# [EXERCÍCIO 1]
Reescreva o trecho da página de "Matraquinha alegrou-se ao" até "dois ‘dólar’ pra gente.", trocando "pinga" por "cachaça".
# [EXERCÍCIO 2]
Liste todos os recipientes mencionados no trecho da página.
# [EXERCÍCIO 3]
Responda com base no trecho da página:
(a) Quantos tijolos foram arrumados para fazer o fogo?
(b) De que valor era a cédula entregue a Pezinho?
(c) Com o que Pé de Pato cutucava o braseiro?

Arrumou três tijolos, jogou uns gavetos e um pedaço de papelão e acendeu o fogo nele que queimou. Botou uns pedaços de ripa que juntara na véspera em cima da brasa. Apanhou uma lata de leite grande, encheu de água da torneira e com cuidado despejou os ovos. Levou a lata, colocou sobre os tijolos onde as labaredas subiam das ripas.
Matraquinha alegrou-se ao ver o Dr. Osvaldo chegando com a garrafa de pinga e o copo plástico, que lhe entregou. Ele lambeu os beiços de contente, os olhos brilharam de prazer e sem perda de tempo serviu-se de uma generosa dose. Dr. Osvaldo foi para junto de Pé de Pato, que estava de cócoras e com um pedaço de cabo de vassoura cutucava o braseiro.
- E aí, camarada Pezinho, como estão as ‘coisas’ lá em baixo?
- Tá de boa, tá carregado – respondeu levantando.
Dr. Oswaldo meteu a mão no bolso dianteiro da calça social, puxou um maço de notas amarfanhadas e delas pescou uma cédula de dez reais e a estendeu para Pezinho, que limpou as mãos na bermuda e a apanhou com avidez.
- Descola dois ‘dólar’ pra gente.

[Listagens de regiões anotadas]
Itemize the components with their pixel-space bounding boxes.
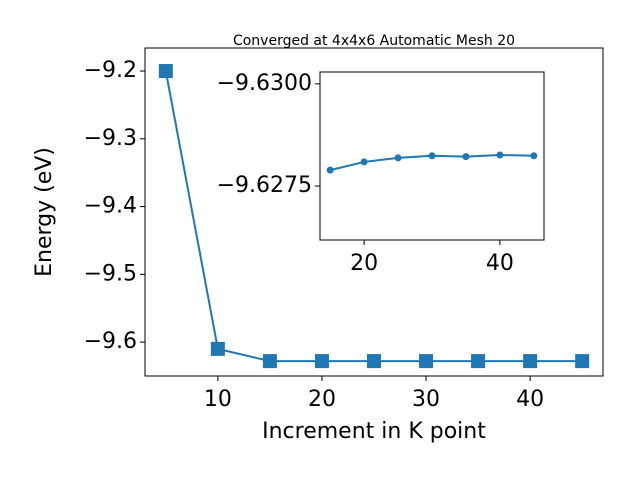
plot-frame xyxy=(319,71,545,241)
x-tick-label: 20 xyxy=(308,387,336,412)
data-marker xyxy=(326,166,334,174)
data-marker xyxy=(262,354,277,369)
chart-title: Converged at 4x4x6 Automatic Mesh 20 xyxy=(233,33,515,49)
plot-frame xyxy=(144,47,604,377)
data-marker xyxy=(394,154,402,162)
y-tick-label: −9.6275 xyxy=(217,173,312,198)
data-marker xyxy=(530,152,538,160)
y-tick-label: −9.3 xyxy=(84,126,137,151)
x-axis-label: Increment in K point xyxy=(262,419,486,444)
data-marker xyxy=(210,341,225,356)
data-marker xyxy=(462,153,470,161)
data-marker xyxy=(471,354,486,369)
data-marker xyxy=(314,354,329,369)
x-tick-label: 40 xyxy=(486,251,514,276)
data-marker xyxy=(575,354,590,369)
data-marker xyxy=(523,354,538,369)
data-marker xyxy=(428,152,436,160)
data-marker xyxy=(360,158,368,166)
data-marker xyxy=(158,64,173,79)
data-marker xyxy=(367,354,381,369)
y-tick-label: −9.4 xyxy=(84,194,137,219)
x-tick-label: 30 xyxy=(412,387,440,412)
x-tick-label: 40 xyxy=(516,387,544,412)
x-tick-label: 10 xyxy=(204,387,232,412)
y-tick-label: −9.2 xyxy=(84,58,137,83)
y-tick-label: −9.6300 xyxy=(217,71,312,96)
x-tick-label: 20 xyxy=(350,251,378,276)
y-tick-label: −9.5 xyxy=(84,261,137,286)
y-axis-label: Energy (eV) xyxy=(32,147,57,277)
data-marker xyxy=(496,151,504,159)
y-tick-label: −9.6 xyxy=(84,329,137,354)
data-marker xyxy=(419,354,434,369)
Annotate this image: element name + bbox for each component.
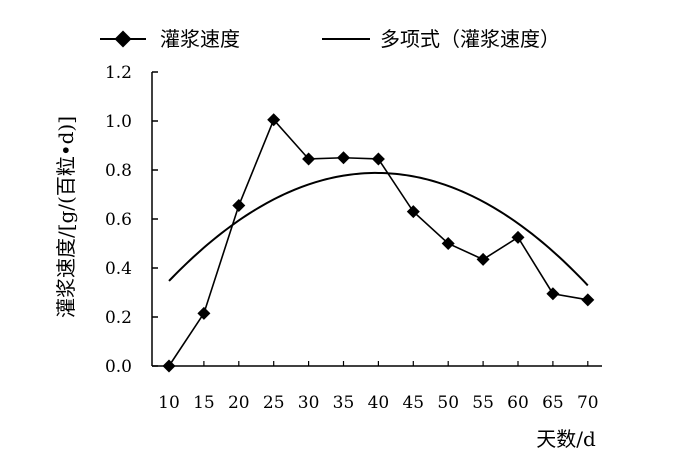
data-point-11 (546, 287, 560, 301)
data-point-0 (162, 359, 176, 373)
data-point-4 (302, 152, 316, 166)
y-axis-label: 灌浆速度/[g/(百粒•d)] (54, 116, 78, 318)
axes: 0.0 0.2 0.4 0.6 0.8 1.0 1.2 10 15 20 25 30 35 40 45 50… (105, 63, 602, 413)
x-axis-label: 天数/d (536, 427, 596, 451)
data-point-2 (232, 199, 246, 213)
y-tick-label-1: 0.2 (105, 308, 132, 328)
data-point-12 (581, 293, 595, 307)
x-tick-label-0: 10 (158, 393, 180, 413)
legend-label-series-2: 多项式（灌浆速度） (380, 27, 560, 51)
x-tick-label-11: 65 (542, 393, 564, 413)
x-tick-label-8: 50 (437, 393, 459, 413)
y-tick-label-2: 0.4 (105, 259, 132, 279)
x-tick-label-6: 40 (368, 393, 390, 413)
x-tick-label-7: 45 (402, 393, 424, 413)
data-point-1 (197, 306, 211, 320)
y-tick-label-6: 1.2 (105, 63, 132, 83)
legend-label-series-1: 灌浆速度 (160, 27, 240, 51)
y-tick-label-0: 0.0 (105, 357, 132, 377)
x-tick-label-5: 35 (333, 393, 355, 413)
x-tick-label-2: 20 (228, 393, 250, 413)
series-grain-filling-rate (162, 113, 595, 373)
x-tick-label-3: 25 (263, 393, 285, 413)
y-tick-label-4: 0.8 (105, 161, 132, 181)
data-point-7 (406, 205, 420, 219)
legend: 灌浆速度 多项式（灌浆速度） (100, 27, 560, 51)
y-tick-label-3: 0.6 (105, 210, 132, 230)
data-point-10 (511, 230, 525, 244)
y-tick-label-5: 1.0 (105, 112, 132, 132)
data-point-3 (267, 113, 281, 127)
data-point-9 (476, 252, 490, 266)
x-ticks: 10 15 20 25 30 35 40 45 50 55 60 65 70 (158, 361, 599, 413)
fit-curve (168, 171, 589, 287)
series-fit-polynomial (168, 171, 589, 287)
x-tick-label-4: 30 (298, 393, 320, 413)
x-tick-label-10: 60 (507, 393, 529, 413)
x-tick-label-12: 70 (577, 393, 599, 413)
x-tick-label-9: 55 (472, 393, 494, 413)
y-ticks: 0.0 0.2 0.4 0.6 0.8 1.0 1.2 (105, 63, 158, 377)
legend-marker-series-1 (114, 30, 132, 48)
data-point-5 (337, 151, 350, 165)
data-point-8 (441, 237, 455, 250)
data-point-6 (371, 152, 385, 166)
x-tick-label-1: 15 (193, 393, 215, 413)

# [SOLUÇÃO 1]
Matraquinha alegrou-se ao ver o Dr. Osvaldo chegando com a garrafa de cachaça e o copo plástico, que lhe entregou. Ele lambeu os beiços de contente, os olhos brilharam de prazer e sem perda de tempo serviu-se de uma generosa dose. Dr. Osvaldo foi para junto de Pé de Pato, que estava de cócoras e com um pedaço de cabo de vassoura cutucava o braseiro.
- E aí, camarada Pezinho, como estão as ‘coisas’ lá em baixo?
- Tá de boa, tá carregado – respondeu levantando.
Dr. Oswaldo meteu a mão no bolso dianteiro da calça social, puxou um maço de notas amarfanhadas e delas pescou uma cédula de dez reais e a estendeu para Pezinho, que limpou as mãos na bermuda e a apanhou com avidez.
- Descola dois ‘dólar’ pra gente.

# [SOLUÇÃO 2]
lata de leite grande
garrafa de pinga
copo plástico

# [SOLUÇÃO 3]
(a) Três.
(b) Dez reais.
(c) Com um pedaço de cabo de vassoura.